Data tied to figure images
=======

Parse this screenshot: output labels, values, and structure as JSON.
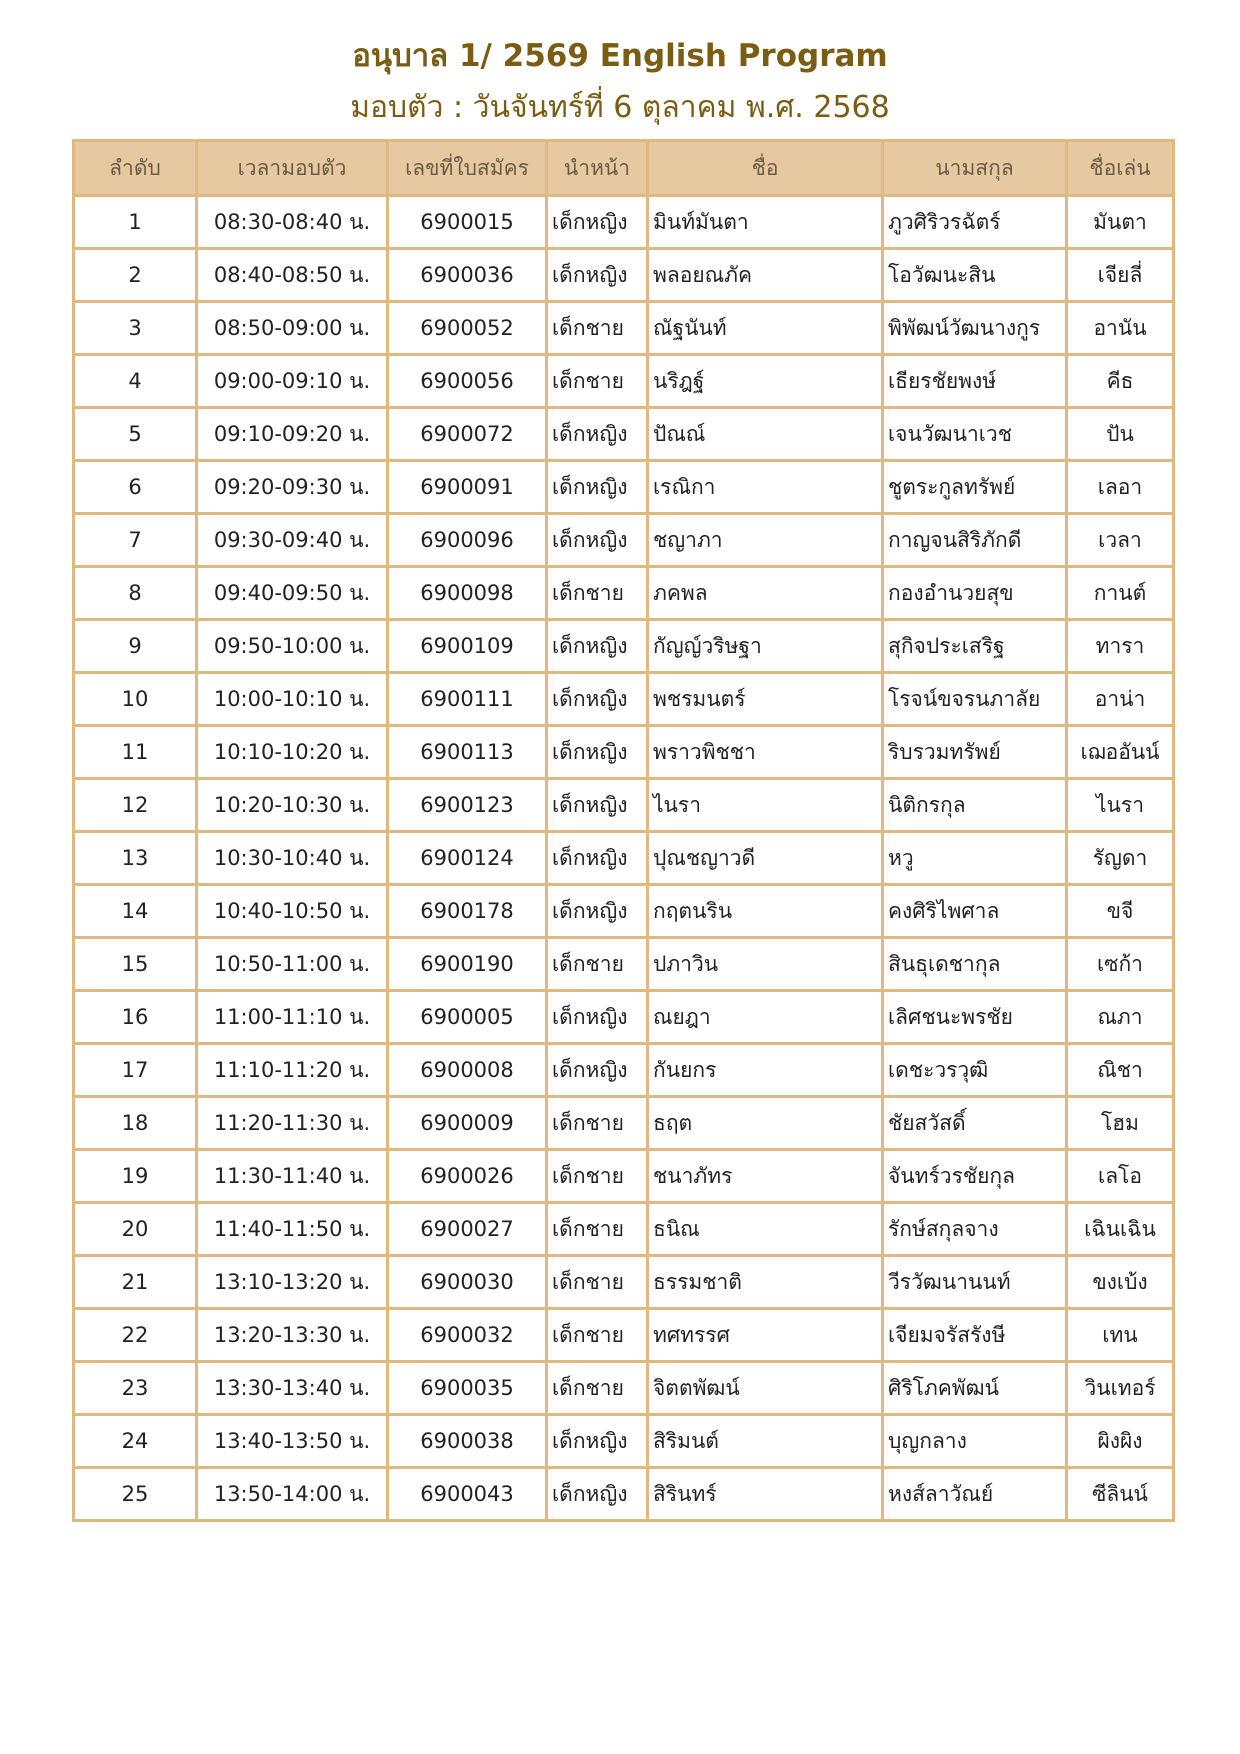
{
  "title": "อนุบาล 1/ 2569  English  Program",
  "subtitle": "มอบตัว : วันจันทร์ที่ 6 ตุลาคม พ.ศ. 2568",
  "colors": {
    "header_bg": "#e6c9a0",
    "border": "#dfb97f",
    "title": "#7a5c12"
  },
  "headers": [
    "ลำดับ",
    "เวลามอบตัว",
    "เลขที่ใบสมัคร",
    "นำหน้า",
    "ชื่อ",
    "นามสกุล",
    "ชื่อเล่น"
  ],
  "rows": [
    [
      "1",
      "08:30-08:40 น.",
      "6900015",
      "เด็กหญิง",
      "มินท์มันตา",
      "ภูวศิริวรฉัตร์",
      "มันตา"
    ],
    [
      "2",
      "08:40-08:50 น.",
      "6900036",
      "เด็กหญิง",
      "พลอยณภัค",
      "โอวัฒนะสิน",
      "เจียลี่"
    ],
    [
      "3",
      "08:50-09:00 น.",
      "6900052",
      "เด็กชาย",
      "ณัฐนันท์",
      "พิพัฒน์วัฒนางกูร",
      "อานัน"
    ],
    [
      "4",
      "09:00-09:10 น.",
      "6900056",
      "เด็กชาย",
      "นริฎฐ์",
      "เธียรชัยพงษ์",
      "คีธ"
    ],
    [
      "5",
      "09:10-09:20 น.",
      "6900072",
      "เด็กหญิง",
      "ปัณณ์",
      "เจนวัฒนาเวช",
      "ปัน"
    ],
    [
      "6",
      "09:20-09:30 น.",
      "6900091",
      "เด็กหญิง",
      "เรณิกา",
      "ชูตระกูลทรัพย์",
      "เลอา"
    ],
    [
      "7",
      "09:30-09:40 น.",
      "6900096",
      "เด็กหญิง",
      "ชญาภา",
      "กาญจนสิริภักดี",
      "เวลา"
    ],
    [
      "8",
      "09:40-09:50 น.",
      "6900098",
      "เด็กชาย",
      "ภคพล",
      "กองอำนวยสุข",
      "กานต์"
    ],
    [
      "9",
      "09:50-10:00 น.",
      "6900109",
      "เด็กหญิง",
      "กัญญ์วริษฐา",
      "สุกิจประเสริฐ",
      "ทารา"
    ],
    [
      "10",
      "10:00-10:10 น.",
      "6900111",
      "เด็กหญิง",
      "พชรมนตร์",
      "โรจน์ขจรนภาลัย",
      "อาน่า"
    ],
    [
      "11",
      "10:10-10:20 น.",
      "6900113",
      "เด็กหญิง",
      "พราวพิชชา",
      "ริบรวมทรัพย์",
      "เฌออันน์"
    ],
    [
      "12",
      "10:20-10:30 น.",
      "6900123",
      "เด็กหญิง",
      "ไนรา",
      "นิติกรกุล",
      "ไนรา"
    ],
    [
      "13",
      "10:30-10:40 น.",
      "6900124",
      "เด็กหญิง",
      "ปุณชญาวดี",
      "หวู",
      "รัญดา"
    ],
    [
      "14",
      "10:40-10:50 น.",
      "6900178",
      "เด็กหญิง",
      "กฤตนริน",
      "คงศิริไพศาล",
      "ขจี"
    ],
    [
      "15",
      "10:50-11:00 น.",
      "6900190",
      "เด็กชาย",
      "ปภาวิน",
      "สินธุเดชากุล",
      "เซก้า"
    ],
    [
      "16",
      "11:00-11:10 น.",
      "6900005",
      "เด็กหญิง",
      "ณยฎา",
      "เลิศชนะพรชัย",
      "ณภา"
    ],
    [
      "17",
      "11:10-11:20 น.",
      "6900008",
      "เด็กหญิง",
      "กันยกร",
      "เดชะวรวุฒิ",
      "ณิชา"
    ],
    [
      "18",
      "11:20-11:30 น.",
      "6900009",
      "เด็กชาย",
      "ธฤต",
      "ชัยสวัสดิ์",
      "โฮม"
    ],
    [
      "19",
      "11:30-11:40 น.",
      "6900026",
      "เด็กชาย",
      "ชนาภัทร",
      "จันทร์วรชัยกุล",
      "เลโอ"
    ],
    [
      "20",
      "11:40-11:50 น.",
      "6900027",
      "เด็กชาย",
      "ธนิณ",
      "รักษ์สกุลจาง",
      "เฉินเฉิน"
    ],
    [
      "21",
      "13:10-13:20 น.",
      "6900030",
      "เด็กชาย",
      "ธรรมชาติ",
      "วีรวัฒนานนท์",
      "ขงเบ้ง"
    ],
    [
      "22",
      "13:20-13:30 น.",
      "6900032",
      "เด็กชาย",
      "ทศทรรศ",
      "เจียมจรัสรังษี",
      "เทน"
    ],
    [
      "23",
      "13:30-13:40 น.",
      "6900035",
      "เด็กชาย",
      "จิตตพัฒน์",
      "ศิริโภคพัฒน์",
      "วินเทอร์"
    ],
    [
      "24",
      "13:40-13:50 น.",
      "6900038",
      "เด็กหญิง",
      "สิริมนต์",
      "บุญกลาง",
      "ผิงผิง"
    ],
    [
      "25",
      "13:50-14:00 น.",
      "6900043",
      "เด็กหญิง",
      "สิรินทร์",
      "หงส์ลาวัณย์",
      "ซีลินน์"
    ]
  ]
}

=======

- DESCRIPTION OF THE TASK -
Copy out the data above exactly, except the pictures.

- THE REPLY -
Parse this screenshot: output labels, values, and structure as JSON.
{
  "title": "อนุบาล 1/ 2569  English  Program",
  "subtitle": "มอบตัว : วันจันทร์ที่ 6 ตุลาคม พ.ศ. 2568",
  "colors": {
    "header_bg": "#e6c9a0",
    "border": "#dfb97f",
    "title": "#7a5c12"
  },
  "headers": [
    "ลำดับ",
    "เวลามอบตัว",
    "เลขที่ใบสมัคร",
    "นำหน้า",
    "ชื่อ",
    "นามสกุล",
    "ชื่อเล่น"
  ],
  "rows": [
    [
      "1",
      "08:30-08:40 น.",
      "6900015",
      "เด็กหญิง",
      "มินท์มันตา",
      "ภูวศิริวรฉัตร์",
      "มันตา"
    ],
    [
      "2",
      "08:40-08:50 น.",
      "6900036",
      "เด็กหญิง",
      "พลอยณภัค",
      "โอวัฒนะสิน",
      "เจียลี่"
    ],
    [
      "3",
      "08:50-09:00 น.",
      "6900052",
      "เด็กชาย",
      "ณัฐนันท์",
      "พิพัฒน์วัฒนางกูร",
      "อานัน"
    ],
    [
      "4",
      "09:00-09:10 น.",
      "6900056",
      "เด็กชาย",
      "นริฎฐ์",
      "เธียรชัยพงษ์",
      "คีธ"
    ],
    [
      "5",
      "09:10-09:20 น.",
      "6900072",
      "เด็กหญิง",
      "ปัณณ์",
      "เจนวัฒนาเวช",
      "ปัน"
    ],
    [
      "6",
      "09:20-09:30 น.",
      "6900091",
      "เด็กหญิง",
      "เรณิกา",
      "ชูตระกูลทรัพย์",
      "เลอา"
    ],
    [
      "7",
      "09:30-09:40 น.",
      "6900096",
      "เด็กหญิง",
      "ชญาภา",
      "กาญจนสิริภักดี",
      "เวลา"
    ],
    [
      "8",
      "09:40-09:50 น.",
      "6900098",
      "เด็กชาย",
      "ภคพล",
      "กองอำนวยสุข",
      "กานต์"
    ],
    [
      "9",
      "09:50-10:00 น.",
      "6900109",
      "เด็กหญิง",
      "กัญญ์วริษฐา",
      "สุกิจประเสริฐ",
      "ทารา"
    ],
    [
      "10",
      "10:00-10:10 น.",
      "6900111",
      "เด็กหญิง",
      "พชรมนตร์",
      "โรจน์ขจรนภาลัย",
      "อาน่า"
    ],
    [
      "11",
      "10:10-10:20 น.",
      "6900113",
      "เด็กหญิง",
      "พราวพิชชา",
      "ริบรวมทรัพย์",
      "เฌออันน์"
    ],
    [
      "12",
      "10:20-10:30 น.",
      "6900123",
      "เด็กหญิง",
      "ไนรา",
      "นิติกรกุล",
      "ไนรา"
    ],
    [
      "13",
      "10:30-10:40 น.",
      "6900124",
      "เด็กหญิง",
      "ปุณชญาวดี",
      "หวู",
      "รัญดา"
    ],
    [
      "14",
      "10:40-10:50 น.",
      "6900178",
      "เด็กหญิง",
      "กฤตนริน",
      "คงศิริไพศาล",
      "ขจี"
    ],
    [
      "15",
      "10:50-11:00 น.",
      "6900190",
      "เด็กชาย",
      "ปภาวิน",
      "สินธุเดชากุล",
      "เซก้า"
    ],
    [
      "16",
      "11:00-11:10 น.",
      "6900005",
      "เด็กหญิง",
      "ณยฎา",
      "เลิศชนะพรชัย",
      "ณภา"
    ],
    [
      "17",
      "11:10-11:20 น.",
      "6900008",
      "เด็กหญิง",
      "กันยกร",
      "เดชะวรวุฒิ",
      "ณิชา"
    ],
    [
      "18",
      "11:20-11:30 น.",
      "6900009",
      "เด็กชาย",
      "ธฤต",
      "ชัยสวัสดิ์",
      "โฮม"
    ],
    [
      "19",
      "11:30-11:40 น.",
      "6900026",
      "เด็กชาย",
      "ชนาภัทร",
      "จันทร์วรชัยกุล",
      "เลโอ"
    ],
    [
      "20",
      "11:40-11:50 น.",
      "6900027",
      "เด็กชาย",
      "ธนิณ",
      "รักษ์สกุลจาง",
      "เฉินเฉิน"
    ],
    [
      "21",
      "13:10-13:20 น.",
      "6900030",
      "เด็กชาย",
      "ธรรมชาติ",
      "วีรวัฒนานนท์",
      "ขงเบ้ง"
    ],
    [
      "22",
      "13:20-13:30 น.",
      "6900032",
      "เด็กชาย",
      "ทศทรรศ",
      "เจียมจรัสรังษี",
      "เทน"
    ],
    [
      "23",
      "13:30-13:40 น.",
      "6900035",
      "เด็กชาย",
      "จิตตพัฒน์",
      "ศิริโภคพัฒน์",
      "วินเทอร์"
    ],
    [
      "24",
      "13:40-13:50 น.",
      "6900038",
      "เด็กหญิง",
      "สิริมนต์",
      "บุญกลาง",
      "ผิงผิง"
    ],
    [
      "25",
      "13:50-14:00 น.",
      "6900043",
      "เด็กหญิง",
      "สิรินทร์",
      "หงส์ลาวัณย์",
      "ซีลินน์"
    ]
  ]
}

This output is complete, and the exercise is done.